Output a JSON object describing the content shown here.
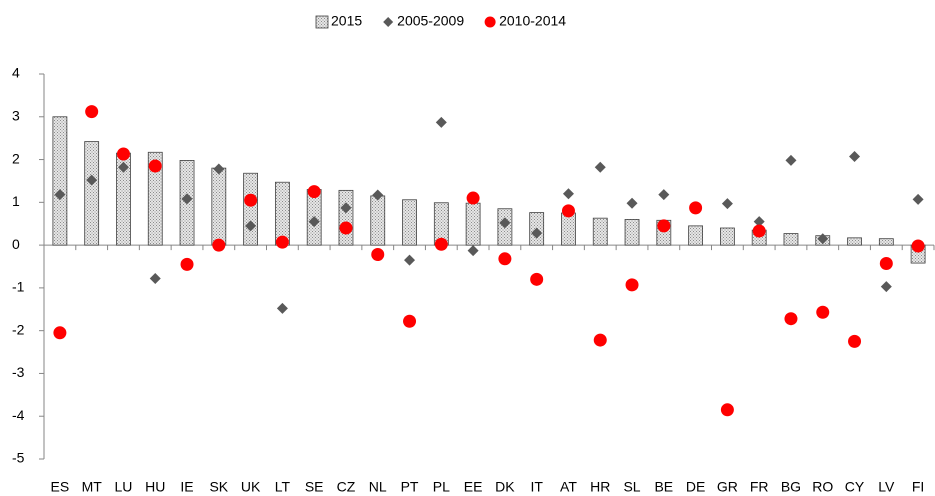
{
  "chart_data": {
    "type": "bar",
    "categories": [
      "ES",
      "MT",
      "LU",
      "HU",
      "IE",
      "SK",
      "UK",
      "LT",
      "SE",
      "CZ",
      "NL",
      "PT",
      "PL",
      "EE",
      "DK",
      "IT",
      "AT",
      "HR",
      "SL",
      "BE",
      "DE",
      "GR",
      "FR",
      "BG",
      "RO",
      "CY",
      "LV",
      "FI"
    ],
    "series": [
      {
        "name": "2015",
        "type": "bar",
        "color": "#bfbfbf",
        "values": [
          3.0,
          2.42,
          2.15,
          2.17,
          1.98,
          1.8,
          1.68,
          1.47,
          1.3,
          1.28,
          1.15,
          1.06,
          0.99,
          0.98,
          0.85,
          0.76,
          0.75,
          0.63,
          0.6,
          0.58,
          0.45,
          0.4,
          0.35,
          0.27,
          0.22,
          0.17,
          0.15,
          -0.42
        ]
      },
      {
        "name": "2005-2009",
        "type": "scatter",
        "marker": "diamond",
        "color": "#595959",
        "values": [
          1.18,
          1.52,
          1.82,
          -0.78,
          1.08,
          1.78,
          0.45,
          -1.48,
          0.55,
          0.87,
          1.17,
          -0.35,
          2.87,
          -0.13,
          0.52,
          0.28,
          1.2,
          1.82,
          0.98,
          1.18,
          0.85,
          0.97,
          0.55,
          1.98,
          0.15,
          2.07,
          -0.97,
          1.07
        ]
      },
      {
        "name": "2010-2014",
        "type": "scatter",
        "marker": "circle",
        "color": "#ff0000",
        "values": [
          -2.05,
          3.12,
          2.13,
          1.85,
          -0.45,
          0.0,
          1.05,
          0.07,
          1.25,
          0.4,
          -0.22,
          -1.78,
          0.02,
          1.1,
          -0.32,
          -0.8,
          0.8,
          -2.22,
          -0.93,
          0.45,
          0.87,
          -3.85,
          0.33,
          -1.72,
          -1.57,
          -2.25,
          -0.43,
          -0.02
        ]
      }
    ],
    "ylim": [
      -5,
      4
    ],
    "yticks": [
      -5,
      -4,
      -3,
      -2,
      -1,
      0,
      1,
      2,
      3,
      4
    ],
    "legend": "top"
  }
}
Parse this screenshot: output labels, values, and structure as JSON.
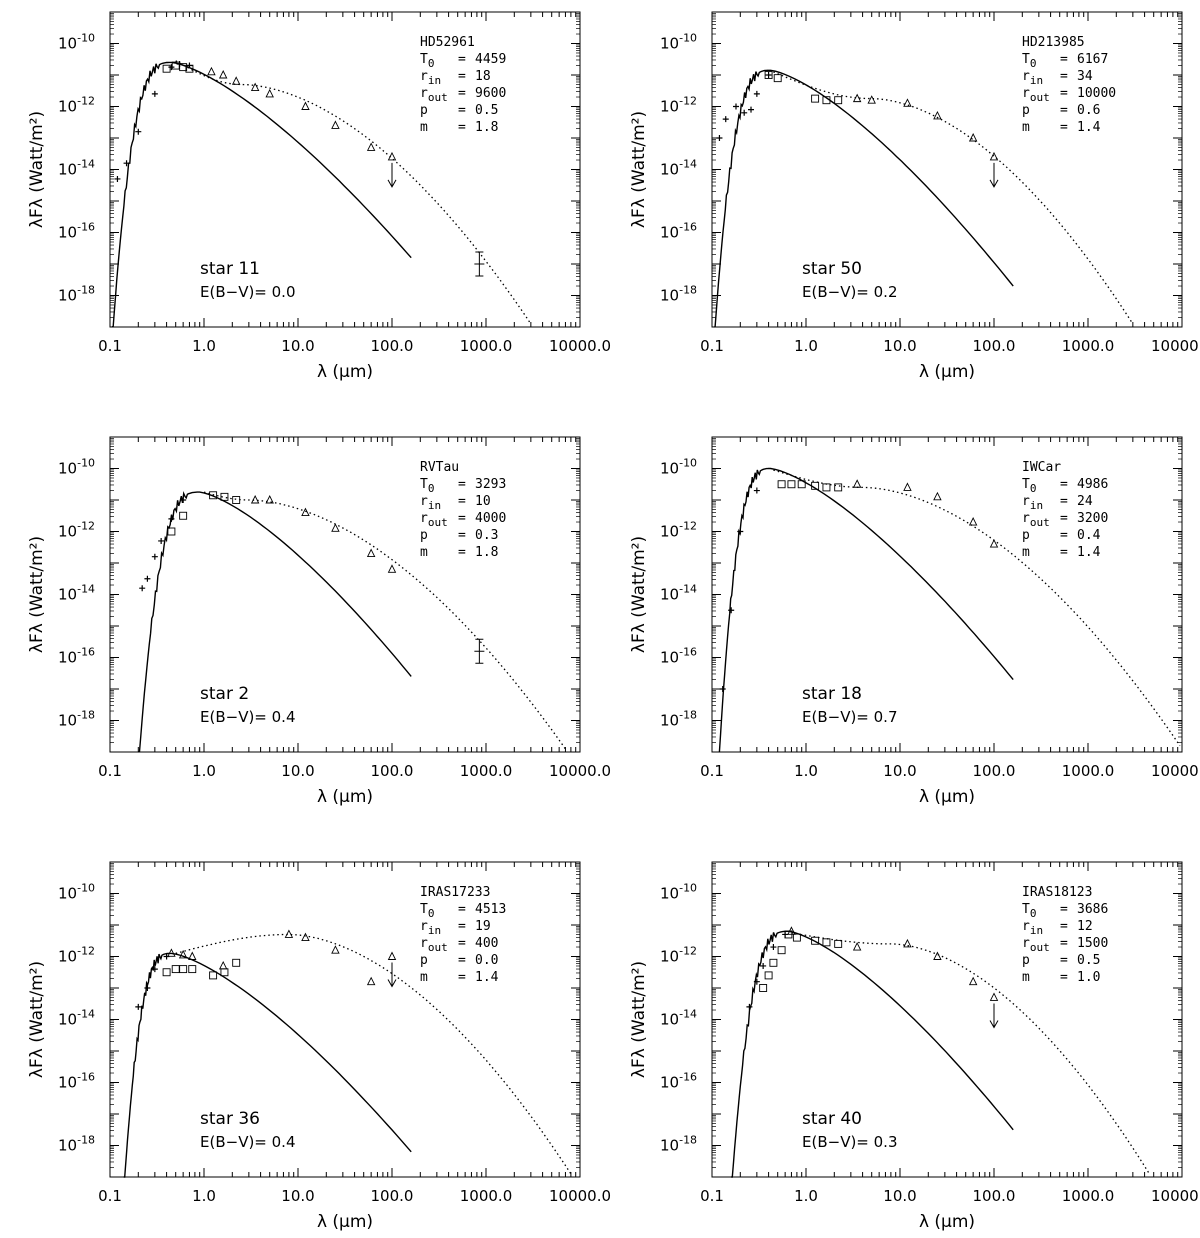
{
  "chart_data": [
    {
      "type": "scatter",
      "xlabel": "λ (μm)",
      "ylabel": "λFλ (Watt/m²)",
      "x_scale": "log",
      "y_scale": "log",
      "xlim": [
        0.1,
        10000
      ],
      "ylim": [
        1e-19,
        1e-09
      ],
      "x_ticks": [
        "0.1",
        "1.0",
        "10.0",
        "100.0",
        "1000.0",
        "10000.0"
      ],
      "y_ticks": [
        {
          "base": "10",
          "exp": "-10"
        },
        {
          "base": "10",
          "exp": "-12"
        },
        {
          "base": "10",
          "exp": "-14"
        },
        {
          "base": "10",
          "exp": "-16"
        },
        {
          "base": "10",
          "exp": "-18"
        }
      ],
      "star_label": "star 11",
      "ebv_label": "E(B−V)= 0.0",
      "info": {
        "name": "HD52961",
        "T0": "4459",
        "rin": "18",
        "rout": "9600",
        "p": "0.5",
        "m": "1.8"
      },
      "stellar": {
        "rise_lo": 0.105,
        "peak": 0.45,
        "logpeak": -10.6,
        "end": 160,
        "endlog": -16.8
      },
      "model": {
        "peak": 0.5,
        "logpeak": -10.55,
        "plateau": 2.5,
        "pval": -11.3,
        "end": 3000,
        "endlog": -18.9
      },
      "obs": [
        [
          0.12,
          -14.3
        ],
        [
          0.15,
          -13.8
        ],
        [
          0.2,
          -12.8
        ],
        [
          0.3,
          -11.6
        ],
        [
          0.45,
          -10.75
        ],
        [
          0.55,
          -10.65
        ],
        [
          0.7,
          -10.7
        ]
      ],
      "squares": [
        [
          0.4,
          -10.8
        ],
        [
          0.5,
          -10.7
        ],
        [
          0.6,
          -10.75
        ],
        [
          0.7,
          -10.8
        ]
      ],
      "triangles": [
        [
          1.2,
          -10.9
        ],
        [
          1.6,
          -11.0
        ],
        [
          2.2,
          -11.2
        ],
        [
          3.5,
          -11.4
        ],
        [
          5,
          -11.6
        ],
        [
          12,
          -12.0
        ],
        [
          25,
          -12.6
        ],
        [
          60,
          -13.3
        ],
        [
          100,
          -13.6
        ]
      ],
      "upper_limits": [
        100
      ],
      "error_points": [
        [
          850,
          -17.0
        ]
      ]
    },
    {
      "type": "scatter",
      "xlabel": "λ (μm)",
      "ylabel": "λFλ (Watt/m²)",
      "x_scale": "log",
      "y_scale": "log",
      "xlim": [
        0.1,
        10000
      ],
      "ylim": [
        1e-19,
        1e-09
      ],
      "x_ticks": [
        "0.1",
        "1.0",
        "10.0",
        "100.0",
        "1000.0",
        "10000.0"
      ],
      "y_ticks": [
        {
          "base": "10",
          "exp": "-10"
        },
        {
          "base": "10",
          "exp": "-12"
        },
        {
          "base": "10",
          "exp": "-14"
        },
        {
          "base": "10",
          "exp": "-16"
        },
        {
          "base": "10",
          "exp": "-18"
        }
      ],
      "star_label": "star 50",
      "ebv_label": "E(B−V)= 0.2",
      "info": {
        "name": "HD213985",
        "T0": "6167",
        "rin": "34",
        "rout": "10000",
        "p": "0.6",
        "m": "1.4"
      },
      "stellar": {
        "rise_lo": 0.105,
        "peak": 0.42,
        "logpeak": -10.85,
        "end": 160,
        "endlog": -17.7
      },
      "model": {
        "peak": 0.45,
        "logpeak": -10.9,
        "plateau": 5,
        "pval": -11.75,
        "end": 3000,
        "endlog": -18.9
      },
      "obs": [
        [
          0.12,
          -13.0
        ],
        [
          0.14,
          -12.4
        ],
        [
          0.18,
          -12.0
        ],
        [
          0.22,
          -12.2
        ],
        [
          0.26,
          -12.1
        ],
        [
          0.3,
          -11.6
        ],
        [
          0.4,
          -11.0
        ]
      ],
      "squares": [
        [
          0.4,
          -11.0
        ],
        [
          0.5,
          -11.1
        ],
        [
          1.25,
          -11.75
        ],
        [
          1.65,
          -11.8
        ],
        [
          2.2,
          -11.8
        ]
      ],
      "triangles": [
        [
          3.5,
          -11.75
        ],
        [
          5,
          -11.8
        ],
        [
          12,
          -11.9
        ],
        [
          25,
          -12.3
        ],
        [
          60,
          -13.0
        ],
        [
          100,
          -13.6
        ]
      ],
      "upper_limits": [
        100
      ],
      "error_points": []
    },
    {
      "type": "scatter",
      "xlabel": "λ (μm)",
      "ylabel": "λFλ (Watt/m²)",
      "x_scale": "log",
      "y_scale": "log",
      "xlim": [
        0.1,
        10000
      ],
      "ylim": [
        1e-19,
        1e-09
      ],
      "x_ticks": [
        "0.1",
        "1.0",
        "10.0",
        "100.0",
        "1000.0",
        "10000.0"
      ],
      "y_ticks": [
        {
          "base": "10",
          "exp": "-10"
        },
        {
          "base": "10",
          "exp": "-12"
        },
        {
          "base": "10",
          "exp": "-14"
        },
        {
          "base": "10",
          "exp": "-16"
        },
        {
          "base": "10",
          "exp": "-18"
        }
      ],
      "star_label": "star 2",
      "ebv_label": "E(B−V)= 0.4",
      "info": {
        "name": "RVTau",
        "T0": "3293",
        "rin": "10",
        "rout": "4000",
        "p": "0.3",
        "m": "1.8"
      },
      "stellar": {
        "rise_lo": 0.2,
        "peak": 0.9,
        "logpeak": -10.75,
        "end": 160,
        "endlog": -16.6
      },
      "model": {
        "peak": 1.0,
        "logpeak": -10.75,
        "plateau": 3,
        "pval": -11.0,
        "end": 7000,
        "endlog": -18.9
      },
      "obs": [
        [
          0.22,
          -13.8
        ],
        [
          0.25,
          -13.5
        ],
        [
          0.3,
          -12.8
        ],
        [
          0.35,
          -12.3
        ],
        [
          0.45,
          -11.6
        ],
        [
          0.6,
          -11.0
        ]
      ],
      "squares": [
        [
          0.45,
          -12.0
        ],
        [
          0.6,
          -11.5
        ],
        [
          1.25,
          -10.85
        ],
        [
          1.65,
          -10.9
        ],
        [
          2.2,
          -11.0
        ]
      ],
      "triangles": [
        [
          3.5,
          -11.0
        ],
        [
          5,
          -11.0
        ],
        [
          12,
          -11.4
        ],
        [
          25,
          -11.9
        ],
        [
          60,
          -12.7
        ],
        [
          100,
          -13.2
        ]
      ],
      "upper_limits": [],
      "error_points": [
        [
          850,
          -15.8
        ]
      ]
    },
    {
      "type": "scatter",
      "xlabel": "λ (μm)",
      "ylabel": "λFλ (Watt/m²)",
      "x_scale": "log",
      "y_scale": "log",
      "xlim": [
        0.1,
        10000
      ],
      "ylim": [
        1e-19,
        1e-09
      ],
      "x_ticks": [
        "0.1",
        "1.0",
        "10.0",
        "100.0",
        "1000.0",
        "10000.0"
      ],
      "y_ticks": [
        {
          "base": "10",
          "exp": "-10"
        },
        {
          "base": "10",
          "exp": "-12"
        },
        {
          "base": "10",
          "exp": "-14"
        },
        {
          "base": "10",
          "exp": "-16"
        },
        {
          "base": "10",
          "exp": "-18"
        }
      ],
      "star_label": "star 18",
      "ebv_label": "E(B−V)= 0.7",
      "info": {
        "name": "IWCar",
        "T0": "4986",
        "rin": "24",
        "rout": "3200",
        "p": "0.4",
        "m": "1.4"
      },
      "stellar": {
        "rise_lo": 0.12,
        "peak": 0.42,
        "logpeak": -10.0,
        "end": 160,
        "endlog": -16.7
      },
      "model": {
        "peak": 0.45,
        "logpeak": -10.05,
        "plateau": 4,
        "pval": -10.6,
        "end": 9500,
        "endlog": -18.8
      },
      "obs": [
        [
          0.13,
          -17.0
        ],
        [
          0.16,
          -14.5
        ],
        [
          0.2,
          -12.0
        ],
        [
          0.3,
          -10.7
        ]
      ],
      "squares": [
        [
          0.55,
          -10.5
        ],
        [
          0.7,
          -10.5
        ],
        [
          0.9,
          -10.5
        ],
        [
          1.25,
          -10.55
        ],
        [
          1.65,
          -10.6
        ],
        [
          2.2,
          -10.6
        ]
      ],
      "triangles": [
        [
          3.5,
          -10.5
        ],
        [
          12,
          -10.6
        ],
        [
          25,
          -10.9
        ],
        [
          60,
          -11.7
        ],
        [
          100,
          -12.4
        ]
      ],
      "upper_limits": [],
      "error_points": []
    },
    {
      "type": "scatter",
      "xlabel": "λ (μm)",
      "ylabel": "λFλ (Watt/m²)",
      "x_scale": "log",
      "y_scale": "log",
      "xlim": [
        0.1,
        10000
      ],
      "ylim": [
        1e-19,
        1e-09
      ],
      "x_ticks": [
        "0.1",
        "1.0",
        "10.0",
        "100.0",
        "1000.0",
        "10000.0"
      ],
      "y_ticks": [
        {
          "base": "10",
          "exp": "-10"
        },
        {
          "base": "10",
          "exp": "-12"
        },
        {
          "base": "10",
          "exp": "-14"
        },
        {
          "base": "10",
          "exp": "-16"
        },
        {
          "base": "10",
          "exp": "-18"
        }
      ],
      "star_label": "star 36",
      "ebv_label": "E(B−V)= 0.4",
      "info": {
        "name": "IRAS17233",
        "T0": "4513",
        "rin": "19",
        "rout": "400",
        "p": "0.0",
        "m": "1.4"
      },
      "stellar": {
        "rise_lo": 0.14,
        "peak": 0.45,
        "logpeak": -11.9,
        "end": 160,
        "endlog": -18.2
      },
      "model": {
        "peak": 0.5,
        "logpeak": -11.9,
        "plateau": 8,
        "pval": -11.3,
        "end": 8000,
        "endlog": -18.9
      },
      "obs": [
        [
          0.2,
          -13.6
        ],
        [
          0.25,
          -13.0
        ],
        [
          0.3,
          -12.4
        ],
        [
          0.4,
          -12.0
        ]
      ],
      "squares": [
        [
          0.4,
          -12.5
        ],
        [
          0.5,
          -12.4
        ],
        [
          0.6,
          -12.4
        ],
        [
          0.75,
          -12.4
        ],
        [
          1.25,
          -12.6
        ],
        [
          1.65,
          -12.5
        ],
        [
          2.2,
          -12.2
        ]
      ],
      "triangles": [
        [
          0.45,
          -11.9
        ],
        [
          0.6,
          -11.95
        ],
        [
          0.75,
          -12.0
        ],
        [
          1.6,
          -12.3
        ],
        [
          8,
          -11.3
        ],
        [
          12,
          -11.4
        ],
        [
          25,
          -11.8
        ],
        [
          60,
          -12.8
        ],
        [
          100,
          -12.0
        ]
      ],
      "upper_limits": [
        100
      ],
      "error_points": []
    },
    {
      "type": "scatter",
      "xlabel": "λ (μm)",
      "ylabel": "λFλ (Watt/m²)",
      "x_scale": "log",
      "y_scale": "log",
      "xlim": [
        0.1,
        10000
      ],
      "ylim": [
        1e-19,
        1e-09
      ],
      "x_ticks": [
        "0.1",
        "1.0",
        "10.0",
        "100.0",
        "1000.0",
        "10000.0"
      ],
      "y_ticks": [
        {
          "base": "10",
          "exp": "-10"
        },
        {
          "base": "10",
          "exp": "-12"
        },
        {
          "base": "10",
          "exp": "-14"
        },
        {
          "base": "10",
          "exp": "-16"
        },
        {
          "base": "10",
          "exp": "-18"
        }
      ],
      "star_label": "star 40",
      "ebv_label": "E(B−V)= 0.3",
      "info": {
        "name": "IRAS18123",
        "T0": "3686",
        "rin": "12",
        "rout": "1500",
        "p": "0.5",
        "m": "1.0"
      },
      "stellar": {
        "rise_lo": 0.16,
        "peak": 0.65,
        "logpeak": -11.2,
        "end": 160,
        "endlog": -17.5
      },
      "model": {
        "peak": 0.7,
        "logpeak": -11.25,
        "plateau": 8,
        "pval": -11.6,
        "end": 4500,
        "endlog": -18.9
      },
      "obs": [
        [
          0.25,
          -13.6
        ],
        [
          0.3,
          -12.8
        ],
        [
          0.35,
          -12.3
        ],
        [
          0.45,
          -11.7
        ],
        [
          0.6,
          -11.3
        ]
      ],
      "squares": [
        [
          0.35,
          -13.0
        ],
        [
          0.4,
          -12.6
        ],
        [
          0.45,
          -12.2
        ],
        [
          0.55,
          -11.8
        ],
        [
          0.65,
          -11.3
        ],
        [
          0.8,
          -11.4
        ],
        [
          1.25,
          -11.5
        ],
        [
          1.65,
          -11.55
        ],
        [
          2.2,
          -11.6
        ]
      ],
      "triangles": [
        [
          0.7,
          -11.2
        ],
        [
          3.5,
          -11.7
        ],
        [
          12,
          -11.6
        ],
        [
          25,
          -12.0
        ],
        [
          60,
          -12.8
        ],
        [
          100,
          -13.3
        ]
      ],
      "upper_limits": [
        100
      ],
      "error_points": []
    }
  ]
}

_PROBLEM REQUIREMENTS_
Copy every line from the records above that contains the word "pval".

_EXERCISE ANSWER_
        "pval": -11.3,
        "pval": -11.75,
        "pval": -11.0,
        "pval": -10.6,
        "pval": -11.3,
        "pval": -11.6,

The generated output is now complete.